--- start of RECORDS FOR THE EXERCISE ---
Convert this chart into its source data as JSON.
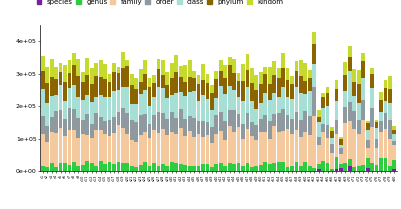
{
  "legend_labels": [
    "species",
    "genus",
    "family",
    "order",
    "class",
    "phylum",
    "kindom"
  ],
  "colors": {
    "species": "#7b1fa2",
    "genus": "#2ecc40",
    "family": "#f4c99e",
    "order": "#8e9aa0",
    "class": "#a8dfd4",
    "phylum": "#8b6400",
    "kindom": "#c6d92f"
  },
  "n_bars": 80,
  "ylim": [
    0,
    450000
  ],
  "yticks": [
    0,
    100000,
    200000,
    300000,
    400000
  ],
  "yticklabels": [
    "0e+00",
    "1e+05",
    "2e+05",
    "3e+05",
    "4e+05"
  ],
  "figsize": [
    4.01,
    2.09
  ],
  "dpi": 100,
  "bar_width": 0.85,
  "legend_fontsize": 5.0,
  "tick_fontsize": 4.5,
  "bg_color": "#ffffff",
  "split_point": 60
}
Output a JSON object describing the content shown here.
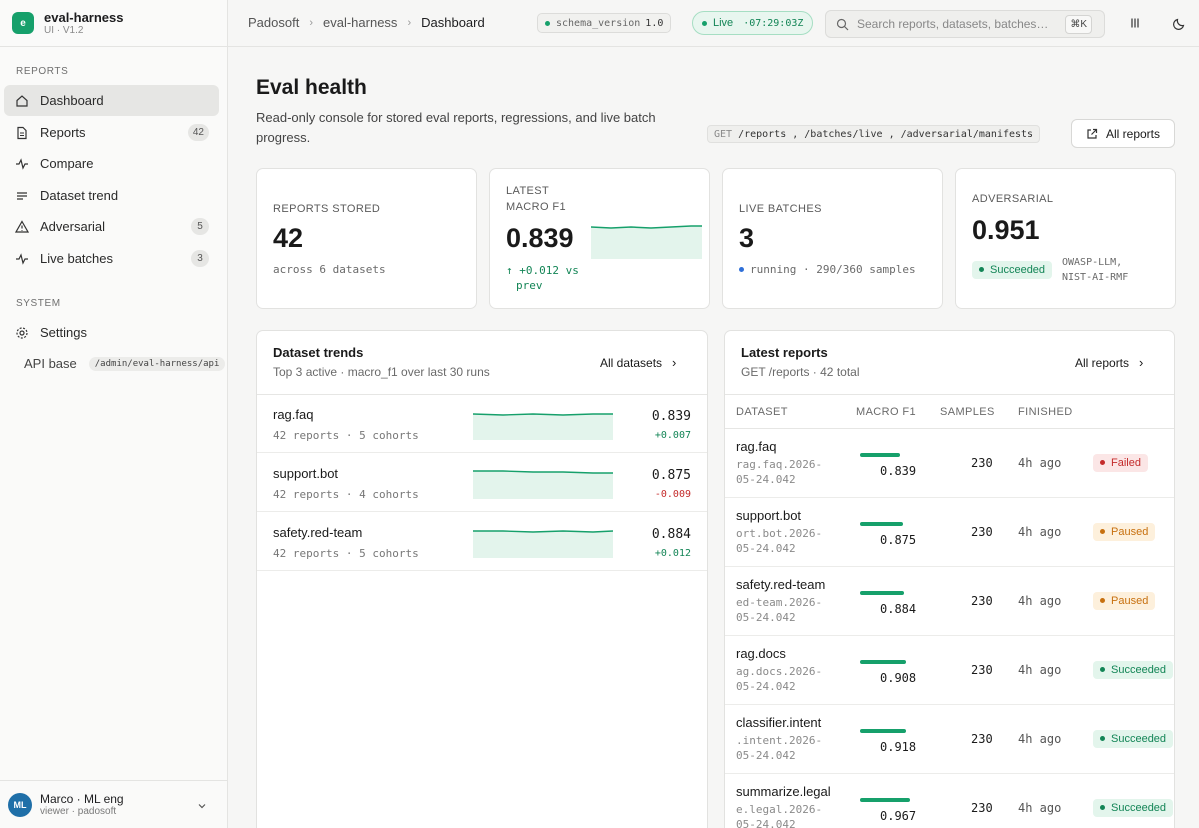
{
  "app": {
    "name": "eval-harness",
    "version": "UI · V1.2",
    "logo_letter": "e"
  },
  "sidebar": {
    "reports_section": "REPORTS",
    "system_section": "SYSTEM",
    "items": [
      {
        "label": "Dashboard",
        "icon": "home-icon",
        "badge": ""
      },
      {
        "label": "Reports",
        "icon": "file-icon",
        "badge": "42"
      },
      {
        "label": "Compare",
        "icon": "pulse-icon",
        "badge": ""
      },
      {
        "label": "Dataset trend",
        "icon": "lines-icon",
        "badge": ""
      },
      {
        "label": "Adversarial",
        "icon": "warning-icon",
        "badge": "5"
      },
      {
        "label": "Live batches",
        "icon": "pulse-icon",
        "badge": "3"
      }
    ],
    "settings_label": "Settings",
    "api_base_label": "API base",
    "api_base_value": "/admin/eval-harness/api"
  },
  "user": {
    "initials": "ML",
    "name": "Marco · ML eng",
    "sub": "viewer · padosoft"
  },
  "topbar": {
    "breadcrumbs": [
      "Padosoft",
      "eval-harness",
      "Dashboard"
    ],
    "schema_label": "schema_version",
    "schema_value": "1.0",
    "live_label": "Live",
    "live_time": "·07:29:03Z",
    "search_placeholder": "Search reports, datasets, batches…",
    "search_kbd": "⌘K"
  },
  "header": {
    "title": "Eval health",
    "description": "Read-only console for stored eval reports, regressions, and live batch progress.",
    "endpoint_method": "GET",
    "endpoints": "/reports , /batches/live , /adversarial/manifests",
    "all_reports_button": "All reports"
  },
  "stats": {
    "reports": {
      "label": "REPORTS STORED",
      "value": "42",
      "sub": "across 6 datasets"
    },
    "macro": {
      "label1": "LATEST",
      "label2": "MACRO F1",
      "value": "0.839",
      "delta1": "↑ +0.012 vs",
      "delta2": "prev"
    },
    "batches": {
      "label": "LIVE BATCHES",
      "value": "3",
      "sub": "running · 290/360 samples"
    },
    "adversarial": {
      "label": "ADVERSARIAL",
      "value": "0.951",
      "status": "Succeeded",
      "tags1": "OWASP-LLM,",
      "tags2": "NIST-AI-RMF"
    }
  },
  "trends": {
    "title": "Dataset trends",
    "subtitle": "Top 3 active · macro_f1 over last 30 runs",
    "link": "All datasets",
    "rows": [
      {
        "name": "rag.faq",
        "sub": "42 reports · 5 cohorts",
        "value": "0.839",
        "delta": "+0.007",
        "dir": "pos"
      },
      {
        "name": "support.bot",
        "sub": "42 reports · 4 cohorts",
        "value": "0.875",
        "delta": "-0.009",
        "dir": "neg"
      },
      {
        "name": "safety.red-team",
        "sub": "42 reports · 5 cohorts",
        "value": "0.884",
        "delta": "+0.012",
        "dir": "pos"
      }
    ]
  },
  "latest": {
    "title": "Latest reports",
    "subtitle": "GET /reports · 42 total",
    "link": "All reports",
    "columns": [
      "DATASET",
      "MACRO F1",
      "SAMPLES",
      "FINISHED"
    ],
    "rows": [
      {
        "dataset": "rag.faq",
        "id1": "rag.faq.2026-",
        "id2": "05-24.042",
        "f1": "0.839",
        "f1_value": 0.839,
        "samples": "230",
        "finished": "4h ago",
        "status": "Failed",
        "status_kind": "failed"
      },
      {
        "dataset": "support.bot",
        "id1": "ort.bot.2026-",
        "id2": "05-24.042",
        "f1": "0.875",
        "f1_value": 0.875,
        "samples": "230",
        "finished": "4h ago",
        "status": "Paused",
        "status_kind": "paused"
      },
      {
        "dataset": "safety.red-team",
        "id1": "ed-team.2026-",
        "id2": "05-24.042",
        "f1": "0.884",
        "f1_value": 0.884,
        "samples": "230",
        "finished": "4h ago",
        "status": "Paused",
        "status_kind": "paused"
      },
      {
        "dataset": "rag.docs",
        "id1": "ag.docs.2026-",
        "id2": "05-24.042",
        "f1": "0.908",
        "f1_value": 0.908,
        "samples": "230",
        "finished": "4h ago",
        "status": "Succeeded",
        "status_kind": "success"
      },
      {
        "dataset": "classifier.intent",
        "id1": ".intent.2026-",
        "id2": "05-24.042",
        "f1": "0.918",
        "f1_value": 0.918,
        "samples": "230",
        "finished": "4h ago",
        "status": "Succeeded",
        "status_kind": "success"
      },
      {
        "dataset": "summarize.legal",
        "id1": "e.legal.2026-",
        "id2": "05-24.042",
        "f1": "0.967",
        "f1_value": 0.967,
        "samples": "230",
        "finished": "4h ago",
        "status": "Succeeded",
        "status_kind": "success"
      }
    ]
  },
  "colors": {
    "accent": "#16a06b",
    "failed": "#c42b2b",
    "paused": "#c7700f",
    "running": "#2f6fd8"
  }
}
--- end of RECORDS FOR THE EXERCISE ---
DESCRIPTION OF THE TASK:
Reproduce all of the data exactly; the pictures do not belong in the copy.

RESPONSE BELOW:
Convert this chart into its source data as JSON.
{
  "legend_labels": [
    "species",
    "genus",
    "family",
    "order",
    "class",
    "phylum",
    "kindom"
  ],
  "colors": {
    "species": "#7b1fa2",
    "genus": "#2ecc40",
    "family": "#f4c99e",
    "order": "#8e9aa0",
    "class": "#a8dfd4",
    "phylum": "#8b6400",
    "kindom": "#c6d92f"
  },
  "n_bars": 80,
  "ylim": [
    0,
    450000
  ],
  "yticks": [
    0,
    100000,
    200000,
    300000,
    400000
  ],
  "yticklabels": [
    "0e+00",
    "1e+05",
    "2e+05",
    "3e+05",
    "4e+05"
  ],
  "figsize": [
    4.01,
    2.09
  ],
  "dpi": 100,
  "bar_width": 0.85,
  "legend_fontsize": 5.0,
  "tick_fontsize": 4.5,
  "bg_color": "#ffffff",
  "split_point": 60
}
Output a JSON object describing the content shown here.
{
  "app": {
    "name": "eval-harness",
    "version": "UI · V1.2",
    "logo_letter": "e"
  },
  "sidebar": {
    "reports_section": "REPORTS",
    "system_section": "SYSTEM",
    "items": [
      {
        "label": "Dashboard",
        "icon": "home-icon",
        "badge": ""
      },
      {
        "label": "Reports",
        "icon": "file-icon",
        "badge": "42"
      },
      {
        "label": "Compare",
        "icon": "pulse-icon",
        "badge": ""
      },
      {
        "label": "Dataset trend",
        "icon": "lines-icon",
        "badge": ""
      },
      {
        "label": "Adversarial",
        "icon": "warning-icon",
        "badge": "5"
      },
      {
        "label": "Live batches",
        "icon": "pulse-icon",
        "badge": "3"
      }
    ],
    "settings_label": "Settings",
    "api_base_label": "API base",
    "api_base_value": "/admin/eval-harness/api"
  },
  "user": {
    "initials": "ML",
    "name": "Marco · ML eng",
    "sub": "viewer · padosoft"
  },
  "topbar": {
    "breadcrumbs": [
      "Padosoft",
      "eval-harness",
      "Dashboard"
    ],
    "schema_label": "schema_version",
    "schema_value": "1.0",
    "live_label": "Live",
    "live_time": "·07:29:03Z",
    "search_placeholder": "Search reports, datasets, batches…",
    "search_kbd": "⌘K"
  },
  "header": {
    "title": "Eval health",
    "description": "Read-only console for stored eval reports, regressions, and live batch progress.",
    "endpoint_method": "GET",
    "endpoints": "/reports , /batches/live , /adversarial/manifests",
    "all_reports_button": "All reports"
  },
  "stats": {
    "reports": {
      "label": "REPORTS STORED",
      "value": "42",
      "sub": "across 6 datasets"
    },
    "macro": {
      "label1": "LATEST",
      "label2": "MACRO F1",
      "value": "0.839",
      "delta1": "↑ +0.012 vs",
      "delta2": "prev"
    },
    "batches": {
      "label": "LIVE BATCHES",
      "value": "3",
      "sub": "running · 290/360 samples"
    },
    "adversarial": {
      "label": "ADVERSARIAL",
      "value": "0.951",
      "status": "Succeeded",
      "tags1": "OWASP-LLM,",
      "tags2": "NIST-AI-RMF"
    }
  },
  "trends": {
    "title": "Dataset trends",
    "subtitle": "Top 3 active · macro_f1 over last 30 runs",
    "link": "All datasets",
    "rows": [
      {
        "name": "rag.faq",
        "sub": "42 reports · 5 cohorts",
        "value": "0.839",
        "delta": "+0.007",
        "dir": "pos"
      },
      {
        "name": "support.bot",
        "sub": "42 reports · 4 cohorts",
        "value": "0.875",
        "delta": "-0.009",
        "dir": "neg"
      },
      {
        "name": "safety.red-team",
        "sub": "42 reports · 5 cohorts",
        "value": "0.884",
        "delta": "+0.012",
        "dir": "pos"
      }
    ]
  },
  "latest": {
    "title": "Latest reports",
    "subtitle": "GET /reports · 42 total",
    "link": "All reports",
    "columns": [
      "DATASET",
      "MACRO F1",
      "SAMPLES",
      "FINISHED"
    ],
    "rows": [
      {
        "dataset": "rag.faq",
        "id1": "rag.faq.2026-",
        "id2": "05-24.042",
        "f1": "0.839",
        "f1_value": 0.839,
        "samples": "230",
        "finished": "4h ago",
        "status": "Failed",
        "status_kind": "failed"
      },
      {
        "dataset": "support.bot",
        "id1": "ort.bot.2026-",
        "id2": "05-24.042",
        "f1": "0.875",
        "f1_value": 0.875,
        "samples": "230",
        "finished": "4h ago",
        "status": "Paused",
        "status_kind": "paused"
      },
      {
        "dataset": "safety.red-team",
        "id1": "ed-team.2026-",
        "id2": "05-24.042",
        "f1": "0.884",
        "f1_value": 0.884,
        "samples": "230",
        "finished": "4h ago",
        "status": "Paused",
        "status_kind": "paused"
      },
      {
        "dataset": "rag.docs",
        "id1": "ag.docs.2026-",
        "id2": "05-24.042",
        "f1": "0.908",
        "f1_value": 0.908,
        "samples": "230",
        "finished": "4h ago",
        "status": "Succeeded",
        "status_kind": "success"
      },
      {
        "dataset": "classifier.intent",
        "id1": ".intent.2026-",
        "id2": "05-24.042",
        "f1": "0.918",
        "f1_value": 0.918,
        "samples": "230",
        "finished": "4h ago",
        "status": "Succeeded",
        "status_kind": "success"
      },
      {
        "dataset": "summarize.legal",
        "id1": "e.legal.2026-",
        "id2": "05-24.042",
        "f1": "0.967",
        "f1_value": 0.967,
        "samples": "230",
        "finished": "4h ago",
        "status": "Succeeded",
        "status_kind": "success"
      }
    ]
  },
  "colors": {
    "accent": "#16a06b",
    "failed": "#c42b2b",
    "paused": "#c7700f",
    "running": "#2f6fd8"
  }
}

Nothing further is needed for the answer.